[Records from a collection of figures]
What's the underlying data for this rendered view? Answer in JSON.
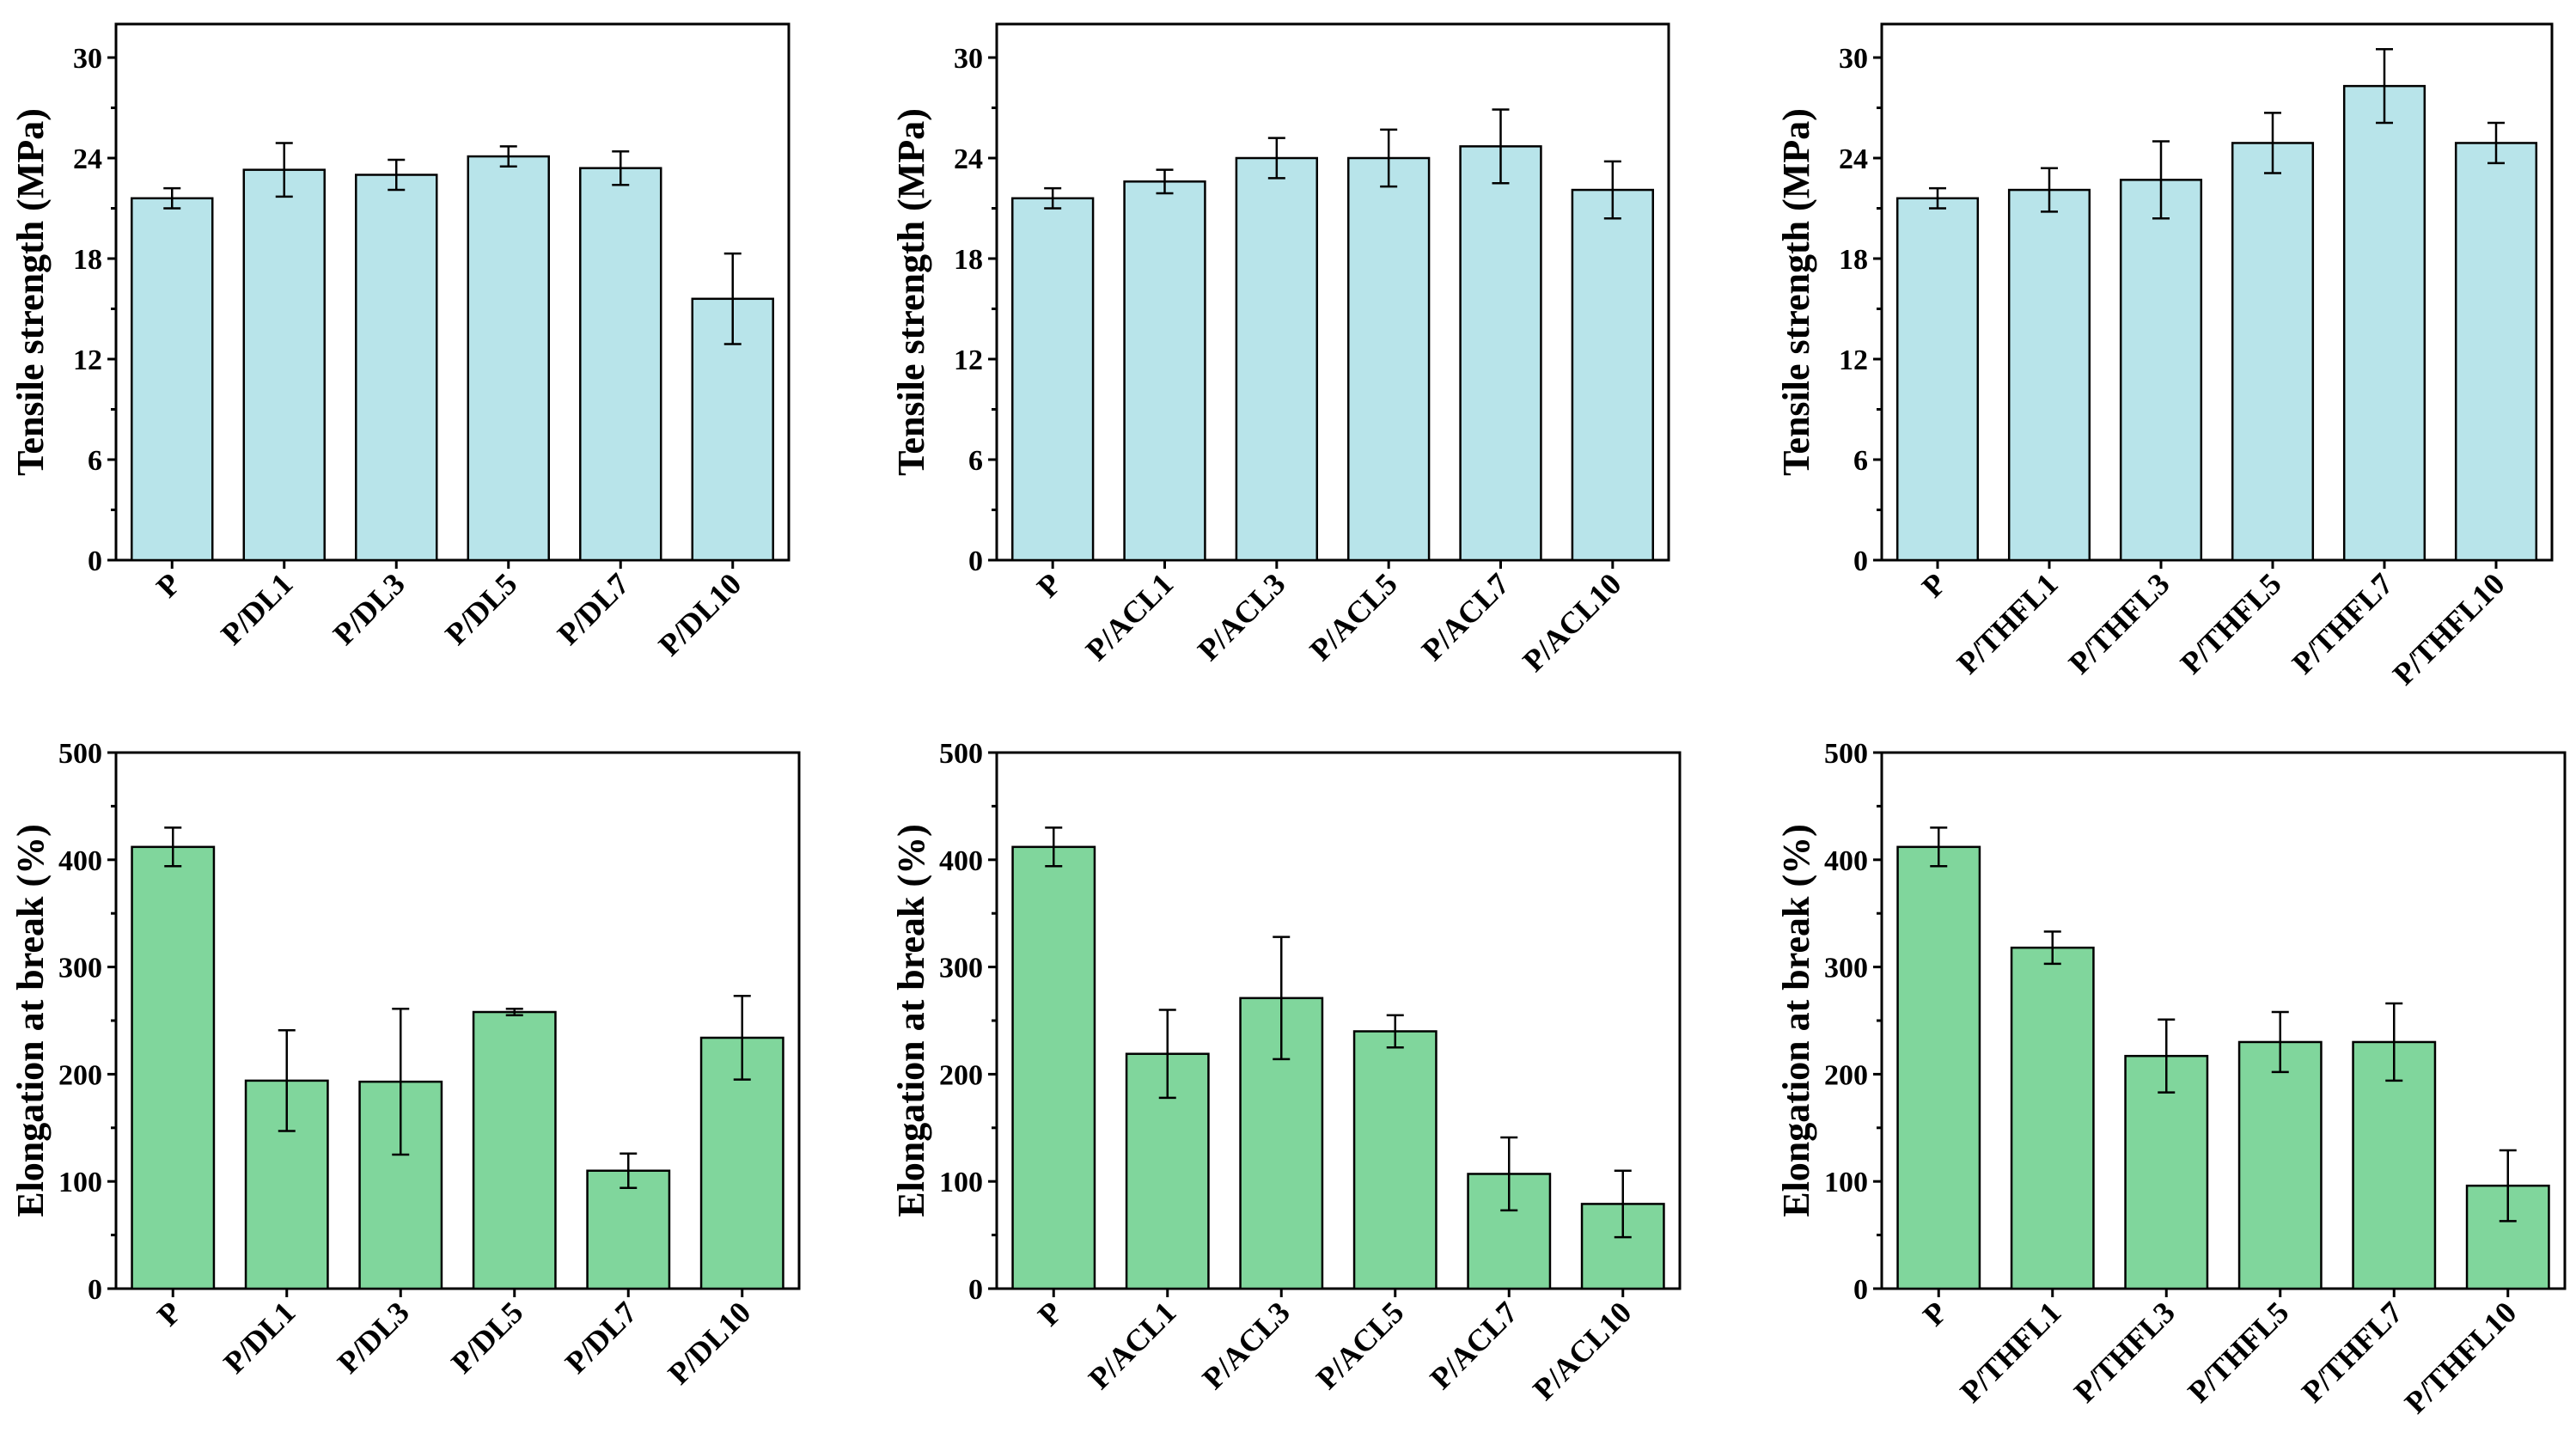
{
  "colors": {
    "tensile_bar": "#b8e4ea",
    "elongation_bar": "#80d69c",
    "axis": "#000000"
  },
  "chart_data": [
    {
      "type": "bar",
      "ylabel": "Tensile strength (MPa)",
      "xlabel": "",
      "ylim": [
        0,
        32
      ],
      "yticks": [
        0,
        6,
        12,
        18,
        24,
        30
      ],
      "categories": [
        "P",
        "P/DL1",
        "P/DL3",
        "P/DL5",
        "P/DL7",
        "P/DL10"
      ],
      "values": [
        21.6,
        23.3,
        23.0,
        24.1,
        23.4,
        15.6
      ],
      "errors": [
        0.6,
        1.6,
        0.9,
        0.6,
        1.0,
        2.7
      ]
    },
    {
      "type": "bar",
      "ylabel": "Tensile strength (MPa)",
      "xlabel": "",
      "ylim": [
        0,
        32
      ],
      "yticks": [
        0,
        6,
        12,
        18,
        24,
        30
      ],
      "categories": [
        "P",
        "P/ACL1",
        "P/ACL3",
        "P/ACL5",
        "P/ACL7",
        "P/ACL10"
      ],
      "values": [
        21.6,
        22.6,
        24.0,
        24.0,
        24.7,
        22.1
      ],
      "errors": [
        0.6,
        0.7,
        1.2,
        1.7,
        2.2,
        1.7
      ]
    },
    {
      "type": "bar",
      "ylabel": "Tensile strength (MPa)",
      "xlabel": "",
      "ylim": [
        0,
        32
      ],
      "yticks": [
        0,
        6,
        12,
        18,
        24,
        30
      ],
      "categories": [
        "P",
        "P/THFL1",
        "P/THFL3",
        "P/THFL5",
        "P/THFL7",
        "P/THFL10"
      ],
      "values": [
        21.6,
        22.1,
        22.7,
        24.9,
        28.3,
        24.9
      ],
      "errors": [
        0.6,
        1.3,
        2.3,
        1.8,
        2.2,
        1.2
      ]
    },
    {
      "type": "bar",
      "ylabel": "Elongation at break (%)",
      "xlabel": "",
      "ylim": [
        0,
        500
      ],
      "yticks": [
        0,
        100,
        200,
        300,
        400,
        500
      ],
      "categories": [
        "P",
        "P/DL1",
        "P/DL3",
        "P/DL5",
        "P/DL7",
        "P/DL10"
      ],
      "values": [
        412,
        194,
        193,
        258,
        110,
        234
      ],
      "errors": [
        18,
        47,
        68,
        3,
        16,
        39
      ]
    },
    {
      "type": "bar",
      "ylabel": "Elongation at break (%)",
      "xlabel": "",
      "ylim": [
        0,
        500
      ],
      "yticks": [
        0,
        100,
        200,
        300,
        400,
        500
      ],
      "categories": [
        "P",
        "P/ACL1",
        "P/ACL3",
        "P/ACL5",
        "P/ACL7",
        "P/ACL10"
      ],
      "values": [
        412,
        219,
        271,
        240,
        107,
        79
      ],
      "errors": [
        18,
        41,
        57,
        15,
        34,
        31
      ]
    },
    {
      "type": "bar",
      "ylabel": "Elongation at break (%)",
      "xlabel": "",
      "ylim": [
        0,
        500
      ],
      "yticks": [
        0,
        100,
        200,
        300,
        400,
        500
      ],
      "categories": [
        "P",
        "P/THFL1",
        "P/THFL3",
        "P/THFL5",
        "P/THFL7",
        "P/THFL10"
      ],
      "values": [
        412,
        318,
        217,
        230,
        230,
        96
      ],
      "errors": [
        18,
        15,
        34,
        28,
        36,
        33
      ]
    }
  ]
}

Task description
Repeat the listing verbatim. Skip the pictures.

Correct output
What's the underlying data for this rendered view? Answer in JSON.
{
  "colors": {
    "tensile_bar": "#b8e4ea",
    "elongation_bar": "#80d69c",
    "axis": "#000000"
  },
  "chart_data": [
    {
      "type": "bar",
      "ylabel": "Tensile strength (MPa)",
      "xlabel": "",
      "ylim": [
        0,
        32
      ],
      "yticks": [
        0,
        6,
        12,
        18,
        24,
        30
      ],
      "categories": [
        "P",
        "P/DL1",
        "P/DL3",
        "P/DL5",
        "P/DL7",
        "P/DL10"
      ],
      "values": [
        21.6,
        23.3,
        23.0,
        24.1,
        23.4,
        15.6
      ],
      "errors": [
        0.6,
        1.6,
        0.9,
        0.6,
        1.0,
        2.7
      ]
    },
    {
      "type": "bar",
      "ylabel": "Tensile strength (MPa)",
      "xlabel": "",
      "ylim": [
        0,
        32
      ],
      "yticks": [
        0,
        6,
        12,
        18,
        24,
        30
      ],
      "categories": [
        "P",
        "P/ACL1",
        "P/ACL3",
        "P/ACL5",
        "P/ACL7",
        "P/ACL10"
      ],
      "values": [
        21.6,
        22.6,
        24.0,
        24.0,
        24.7,
        22.1
      ],
      "errors": [
        0.6,
        0.7,
        1.2,
        1.7,
        2.2,
        1.7
      ]
    },
    {
      "type": "bar",
      "ylabel": "Tensile strength (MPa)",
      "xlabel": "",
      "ylim": [
        0,
        32
      ],
      "yticks": [
        0,
        6,
        12,
        18,
        24,
        30
      ],
      "categories": [
        "P",
        "P/THFL1",
        "P/THFL3",
        "P/THFL5",
        "P/THFL7",
        "P/THFL10"
      ],
      "values": [
        21.6,
        22.1,
        22.7,
        24.9,
        28.3,
        24.9
      ],
      "errors": [
        0.6,
        1.3,
        2.3,
        1.8,
        2.2,
        1.2
      ]
    },
    {
      "type": "bar",
      "ylabel": "Elongation at break (%)",
      "xlabel": "",
      "ylim": [
        0,
        500
      ],
      "yticks": [
        0,
        100,
        200,
        300,
        400,
        500
      ],
      "categories": [
        "P",
        "P/DL1",
        "P/DL3",
        "P/DL5",
        "P/DL7",
        "P/DL10"
      ],
      "values": [
        412,
        194,
        193,
        258,
        110,
        234
      ],
      "errors": [
        18,
        47,
        68,
        3,
        16,
        39
      ]
    },
    {
      "type": "bar",
      "ylabel": "Elongation at break (%)",
      "xlabel": "",
      "ylim": [
        0,
        500
      ],
      "yticks": [
        0,
        100,
        200,
        300,
        400,
        500
      ],
      "categories": [
        "P",
        "P/ACL1",
        "P/ACL3",
        "P/ACL5",
        "P/ACL7",
        "P/ACL10"
      ],
      "values": [
        412,
        219,
        271,
        240,
        107,
        79
      ],
      "errors": [
        18,
        41,
        57,
        15,
        34,
        31
      ]
    },
    {
      "type": "bar",
      "ylabel": "Elongation at break (%)",
      "xlabel": "",
      "ylim": [
        0,
        500
      ],
      "yticks": [
        0,
        100,
        200,
        300,
        400,
        500
      ],
      "categories": [
        "P",
        "P/THFL1",
        "P/THFL3",
        "P/THFL5",
        "P/THFL7",
        "P/THFL10"
      ],
      "values": [
        412,
        318,
        217,
        230,
        230,
        96
      ],
      "errors": [
        18,
        15,
        34,
        28,
        36,
        33
      ]
    }
  ]
}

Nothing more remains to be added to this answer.